• [INSTRUCTION]:
Your job is to retype all of the data word for word, leaving every image out.
** Start MATERIAL PROVIDED **
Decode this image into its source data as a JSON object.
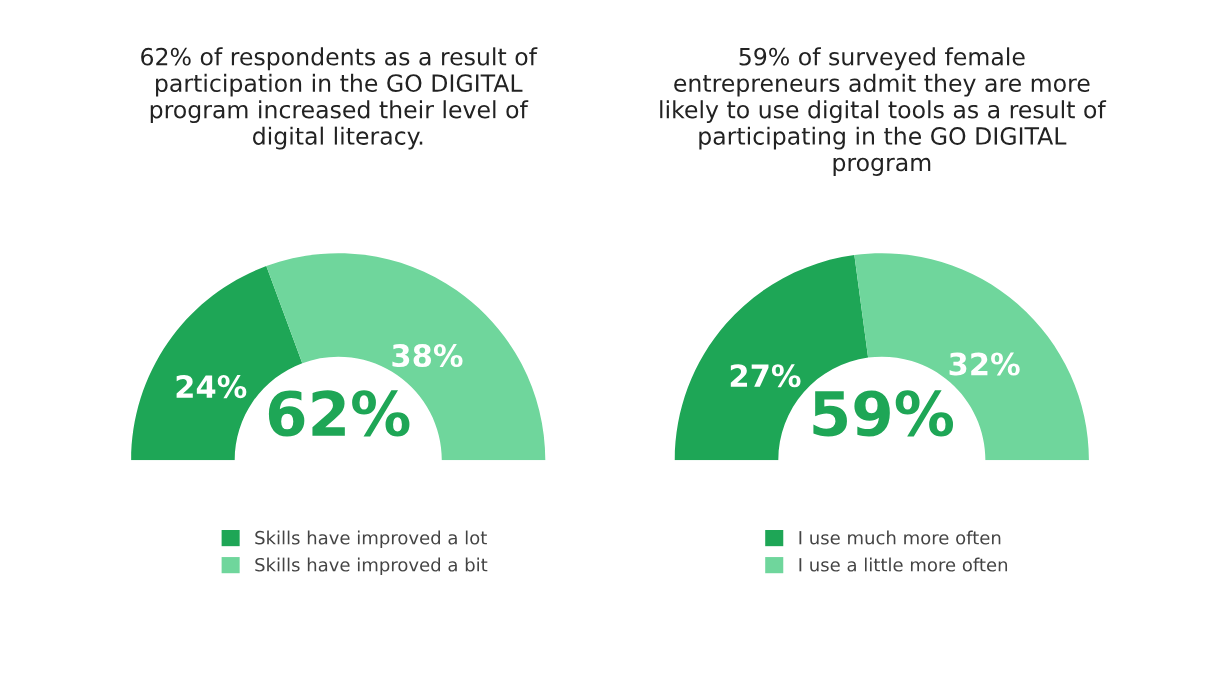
{
  "chart_data": [
    {
      "type": "donut",
      "title": "62% of respondents as a result of participation in the GO DIGITAL program increased their level of digital literacy.",
      "categories": [
        "Skills have improved a lot",
        "Skills have improved a bit"
      ],
      "values": [
        24,
        38
      ],
      "colors": [
        "#1ea656",
        "#6fd69c"
      ],
      "value_labels": [
        "24%",
        "38%"
      ],
      "annotations": [
        "62%"
      ],
      "legend": "bottom"
    },
    {
      "type": "donut",
      "title": "59% of surveyed female entrepreneurs admit they are more likely to use digital tools as a result of participating in the GO DIGITAL program",
      "categories": [
        "I use much more often",
        "I use a little more often"
      ],
      "values": [
        27,
        32
      ],
      "colors": [
        "#1ea656",
        "#6fd69c"
      ],
      "value_labels": [
        "27%",
        "32%"
      ],
      "annotations": [
        "59%"
      ],
      "legend": "bottom"
    }
  ]
}
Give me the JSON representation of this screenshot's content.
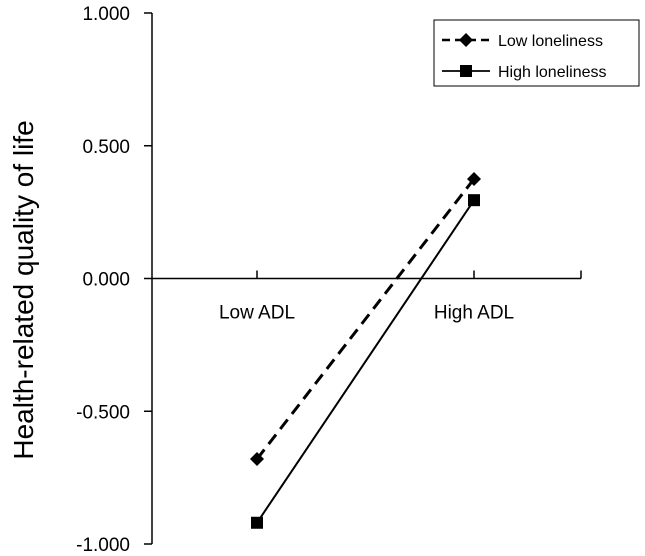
{
  "chart_data": {
    "type": "line",
    "title": "",
    "xlabel": "",
    "ylabel": "Health-related quality of life",
    "categories": [
      "Low ADL",
      "High ADL"
    ],
    "yticks": [
      "1.000",
      "0.500",
      "0.000",
      "-0.500",
      "-1.000"
    ],
    "ytick_values": [
      1.0,
      0.5,
      0.0,
      -0.5,
      -1.0
    ],
    "ylim": [
      -1.0,
      1.0
    ],
    "grid": false,
    "legend_position": "top-right",
    "series": [
      {
        "name": "Low loneliness",
        "values": [
          -0.68,
          0.375
        ],
        "line_style": "dashed",
        "marker": "diamond",
        "color": "#000000"
      },
      {
        "name": "High loneliness",
        "values": [
          -0.92,
          0.295
        ],
        "line_style": "solid",
        "marker": "square",
        "color": "#000000"
      }
    ]
  }
}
** End MATERIAL PROVIDED **
• [EXPECTED ANSWER]:
Decode this image into its source data as a JSON object.
{
  "chart_data": [
    {
      "type": "donut",
      "title": "62% of respondents as a result of participation in the GO DIGITAL program increased their level of digital literacy.",
      "categories": [
        "Skills have improved a lot",
        "Skills have improved a bit"
      ],
      "values": [
        24,
        38
      ],
      "colors": [
        "#1ea656",
        "#6fd69c"
      ],
      "value_labels": [
        "24%",
        "38%"
      ],
      "annotations": [
        "62%"
      ],
      "legend": "bottom"
    },
    {
      "type": "donut",
      "title": "59% of surveyed female entrepreneurs admit they are more likely to use digital tools as a result of participating in the GO DIGITAL program",
      "categories": [
        "I use much more often",
        "I use a little more often"
      ],
      "values": [
        27,
        32
      ],
      "colors": [
        "#1ea656",
        "#6fd69c"
      ],
      "value_labels": [
        "27%",
        "32%"
      ],
      "annotations": [
        "59%"
      ],
      "legend": "bottom"
    }
  ]
}
Give me the JSON representation of this screenshot's content.
{
  "chart_data": {
    "type": "line",
    "title": "",
    "xlabel": "",
    "ylabel": "Health-related quality of life",
    "categories": [
      "Low ADL",
      "High ADL"
    ],
    "yticks": [
      "1.000",
      "0.500",
      "0.000",
      "-0.500",
      "-1.000"
    ],
    "ytick_values": [
      1.0,
      0.5,
      0.0,
      -0.5,
      -1.0
    ],
    "ylim": [
      -1.0,
      1.0
    ],
    "grid": false,
    "legend_position": "top-right",
    "series": [
      {
        "name": "Low loneliness",
        "values": [
          -0.68,
          0.375
        ],
        "line_style": "dashed",
        "marker": "diamond",
        "color": "#000000"
      },
      {
        "name": "High loneliness",
        "values": [
          -0.92,
          0.295
        ],
        "line_style": "solid",
        "marker": "square",
        "color": "#000000"
      }
    ]
  }
}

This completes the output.